What to produce: Copy out all the records exactly.

---- Data supplied

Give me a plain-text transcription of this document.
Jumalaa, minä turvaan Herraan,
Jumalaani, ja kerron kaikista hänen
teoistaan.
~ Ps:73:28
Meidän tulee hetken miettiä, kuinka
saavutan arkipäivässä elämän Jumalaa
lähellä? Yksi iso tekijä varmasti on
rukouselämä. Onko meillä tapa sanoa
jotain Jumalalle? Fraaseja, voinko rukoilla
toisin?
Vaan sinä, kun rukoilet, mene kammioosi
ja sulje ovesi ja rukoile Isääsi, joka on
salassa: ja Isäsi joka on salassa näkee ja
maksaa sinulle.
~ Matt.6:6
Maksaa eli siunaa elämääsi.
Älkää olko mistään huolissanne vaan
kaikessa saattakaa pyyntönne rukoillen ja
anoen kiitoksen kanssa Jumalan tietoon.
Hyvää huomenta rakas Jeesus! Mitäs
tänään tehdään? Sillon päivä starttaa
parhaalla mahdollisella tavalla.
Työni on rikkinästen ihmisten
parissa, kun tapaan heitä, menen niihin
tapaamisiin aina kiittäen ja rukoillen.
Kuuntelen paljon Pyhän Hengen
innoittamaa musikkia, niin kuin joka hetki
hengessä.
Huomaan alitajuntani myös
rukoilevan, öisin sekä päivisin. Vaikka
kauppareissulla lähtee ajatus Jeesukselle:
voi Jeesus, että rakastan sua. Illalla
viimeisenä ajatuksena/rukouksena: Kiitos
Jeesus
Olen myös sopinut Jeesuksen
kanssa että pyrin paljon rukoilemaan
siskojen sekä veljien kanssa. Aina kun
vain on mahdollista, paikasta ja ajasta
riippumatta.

--------

Answer to this exercise:
Give me a plain-text transcription of this document.
Jumalaa, minä turvaan Herraan,
Jumalaani, ja kerron kaikista hänen
teoistaan.
~ Ps:73:28
Meidän tulee hetken miettiä, kuinka
saavutan arkipäivässä elämän Jumalaa
lähellä? Yksi iso tekijä varmasti on
rukouselämä. Onko meillä tapa sanoa
jotain Jumalalle? Fraaseja, voinko rukoilla
toisin?
Vaan sinä, kun rukoilet, mene kammioosi
ja sulje ovesi ja rukoile Isääsi, joka on
salassa: ja Isäsi joka on salassa näkee ja
maksaa sinulle.
~ Matt.6:6
Maksaa eli siunaa elämääsi.
Älkää olko mistään huolissanne vaan
kaikessa saattakaa pyyntönne rukoillen ja
anoen kiitoksen kanssa Jumalan tietoon.
Hyvää huomenta rakas Jeesus! Mitäs
tänään tehdään? Sillon päivä starttaa
parhaalla mahdollisella tavalla.
Työni on rikkinästen ihmisten
parissa, kun tapaan heitä, menen niihin
tapaamisiin aina kiittäen ja rukoillen.
Kuuntelen paljon Pyhän Hengen
innoittamaa musikkia, niin kuin joka hetki
hengessä.
Huomaan alitajuntani myös
rukoilevan, öisin sekä päivisin. Vaikka
kauppareissulla lähtee ajatus Jeesukselle:
voi Jeesus, että rakastan sua. Illalla
viimeisenä ajatuksena/rukouksena: Kiitos
Jeesus
Olen myös sopinut Jeesuksen
kanssa että pyrin paljon rukoilemaan
siskojen sekä veljien kanssa. Aina kun
vain on mahdollista, paikasta ja ajasta
riippumatta.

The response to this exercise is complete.